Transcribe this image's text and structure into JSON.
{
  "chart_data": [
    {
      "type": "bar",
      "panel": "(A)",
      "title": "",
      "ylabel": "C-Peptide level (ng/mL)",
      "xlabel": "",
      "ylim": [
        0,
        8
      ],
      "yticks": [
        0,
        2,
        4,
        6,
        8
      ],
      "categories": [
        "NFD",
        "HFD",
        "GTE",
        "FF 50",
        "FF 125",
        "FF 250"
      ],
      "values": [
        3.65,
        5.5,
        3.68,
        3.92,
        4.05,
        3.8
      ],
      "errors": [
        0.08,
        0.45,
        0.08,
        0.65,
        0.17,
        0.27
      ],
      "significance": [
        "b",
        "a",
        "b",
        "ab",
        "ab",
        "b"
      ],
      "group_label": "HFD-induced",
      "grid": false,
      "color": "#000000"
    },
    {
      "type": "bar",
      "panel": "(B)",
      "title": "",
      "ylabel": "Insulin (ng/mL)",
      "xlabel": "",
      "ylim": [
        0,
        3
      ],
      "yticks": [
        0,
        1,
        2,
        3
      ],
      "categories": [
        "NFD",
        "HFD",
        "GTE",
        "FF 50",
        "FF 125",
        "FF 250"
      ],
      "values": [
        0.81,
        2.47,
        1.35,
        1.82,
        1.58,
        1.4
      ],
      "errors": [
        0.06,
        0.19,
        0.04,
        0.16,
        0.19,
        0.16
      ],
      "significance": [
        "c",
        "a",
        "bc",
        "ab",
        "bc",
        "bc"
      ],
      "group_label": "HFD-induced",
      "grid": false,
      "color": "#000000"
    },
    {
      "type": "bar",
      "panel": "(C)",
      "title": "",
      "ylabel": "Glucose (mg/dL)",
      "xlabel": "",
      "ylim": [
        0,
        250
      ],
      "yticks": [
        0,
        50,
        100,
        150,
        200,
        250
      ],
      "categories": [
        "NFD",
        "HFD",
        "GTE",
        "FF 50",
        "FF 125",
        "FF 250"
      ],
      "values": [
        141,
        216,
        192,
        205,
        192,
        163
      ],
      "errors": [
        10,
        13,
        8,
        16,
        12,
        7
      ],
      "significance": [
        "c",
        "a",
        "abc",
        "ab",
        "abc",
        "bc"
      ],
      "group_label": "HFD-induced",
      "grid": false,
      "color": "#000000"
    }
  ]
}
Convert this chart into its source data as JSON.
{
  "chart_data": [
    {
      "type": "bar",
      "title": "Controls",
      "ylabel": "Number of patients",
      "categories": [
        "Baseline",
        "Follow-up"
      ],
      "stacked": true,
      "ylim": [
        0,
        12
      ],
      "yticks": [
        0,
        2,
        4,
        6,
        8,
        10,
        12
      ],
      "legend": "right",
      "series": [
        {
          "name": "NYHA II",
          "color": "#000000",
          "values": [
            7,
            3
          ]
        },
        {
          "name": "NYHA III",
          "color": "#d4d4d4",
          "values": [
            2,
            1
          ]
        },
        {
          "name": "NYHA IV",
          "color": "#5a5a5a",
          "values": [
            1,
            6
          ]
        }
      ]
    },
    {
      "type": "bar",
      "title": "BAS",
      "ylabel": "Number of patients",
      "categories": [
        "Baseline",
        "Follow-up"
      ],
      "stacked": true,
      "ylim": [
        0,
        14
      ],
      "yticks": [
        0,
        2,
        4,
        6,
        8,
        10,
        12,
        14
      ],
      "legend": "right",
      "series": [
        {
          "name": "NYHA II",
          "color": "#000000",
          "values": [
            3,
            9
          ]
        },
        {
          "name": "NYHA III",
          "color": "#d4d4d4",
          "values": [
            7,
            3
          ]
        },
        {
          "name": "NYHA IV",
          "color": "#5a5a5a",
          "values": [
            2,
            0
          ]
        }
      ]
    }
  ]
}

_WHAT YOU NEED TO DO_. Please restate every line of the records exactly.

_SOLUTION TO THIS TASK_.
Transcribe this image's text and structure into JSON.
{
  "chart_data": [
    {
      "type": "bar",
      "panel": "(A)",
      "title": "",
      "ylabel": "C-Peptide level (ng/mL)",
      "xlabel": "",
      "ylim": [
        0,
        8
      ],
      "yticks": [
        0,
        2,
        4,
        6,
        8
      ],
      "categories": [
        "NFD",
        "HFD",
        "GTE",
        "FF 50",
        "FF 125",
        "FF 250"
      ],
      "values": [
        3.65,
        5.5,
        3.68,
        3.92,
        4.05,
        3.8
      ],
      "errors": [
        0.08,
        0.45,
        0.08,
        0.65,
        0.17,
        0.27
      ],
      "significance": [
        "b",
        "a",
        "b",
        "ab",
        "ab",
        "b"
      ],
      "group_label": "HFD-induced",
      "grid": false,
      "color": "#000000"
    },
    {
      "type": "bar",
      "panel": "(B)",
      "title": "",
      "ylabel": "Insulin (ng/mL)",
      "xlabel": "",
      "ylim": [
        0,
        3
      ],
      "yticks": [
        0,
        1,
        2,
        3
      ],
      "categories": [
        "NFD",
        "HFD",
        "GTE",
        "FF 50",
        "FF 125",
        "FF 250"
      ],
      "values": [
        0.81,
        2.47,
        1.35,
        1.82,
        1.58,
        1.4
      ],
      "errors": [
        0.06,
        0.19,
        0.04,
        0.16,
        0.19,
        0.16
      ],
      "significance": [
        "c",
        "a",
        "bc",
        "ab",
        "bc",
        "bc"
      ],
      "group_label": "HFD-induced",
      "grid": false,
      "color": "#000000"
    },
    {
      "type": "bar",
      "panel": "(C)",
      "title": "",
      "ylabel": "Glucose (mg/dL)",
      "xlabel": "",
      "ylim": [
        0,
        250
      ],
      "yticks": [
        0,
        50,
        100,
        150,
        200,
        250
      ],
      "categories": [
        "NFD",
        "HFD",
        "GTE",
        "FF 50",
        "FF 125",
        "FF 250"
      ],
      "values": [
        141,
        216,
        192,
        205,
        192,
        163
      ],
      "errors": [
        10,
        13,
        8,
        16,
        12,
        7
      ],
      "significance": [
        "c",
        "a",
        "abc",
        "ab",
        "abc",
        "bc"
      ],
      "group_label": "HFD-induced",
      "grid": false,
      "color": "#000000"
    }
  ]
}
Convert this chart into its source data as JSON.
{
  "chart_data": [
    {
      "type": "bar",
      "title": "Controls",
      "ylabel": "Number of patients",
      "categories": [
        "Baseline",
        "Follow-up"
      ],
      "stacked": true,
      "ylim": [
        0,
        12
      ],
      "yticks": [
        0,
        2,
        4,
        6,
        8,
        10,
        12
      ],
      "legend": "right",
      "series": [
        {
          "name": "NYHA II",
          "color": "#000000",
          "values": [
            7,
            3
          ]
        },
        {
          "name": "NYHA III",
          "color": "#d4d4d4",
          "values": [
            2,
            1
          ]
        },
        {
          "name": "NYHA IV",
          "color": "#5a5a5a",
          "values": [
            1,
            6
          ]
        }
      ]
    },
    {
      "type": "bar",
      "title": "BAS",
      "ylabel": "Number of patients",
      "categories": [
        "Baseline",
        "Follow-up"
      ],
      "stacked": true,
      "ylim": [
        0,
        14
      ],
      "yticks": [
        0,
        2,
        4,
        6,
        8,
        10,
        12,
        14
      ],
      "legend": "right",
      "series": [
        {
          "name": "NYHA II",
          "color": "#000000",
          "values": [
            3,
            9
          ]
        },
        {
          "name": "NYHA III",
          "color": "#d4d4d4",
          "values": [
            7,
            3
          ]
        },
        {
          "name": "NYHA IV",
          "color": "#5a5a5a",
          "values": [
            2,
            0
          ]
        }
      ]
    }
  ]
}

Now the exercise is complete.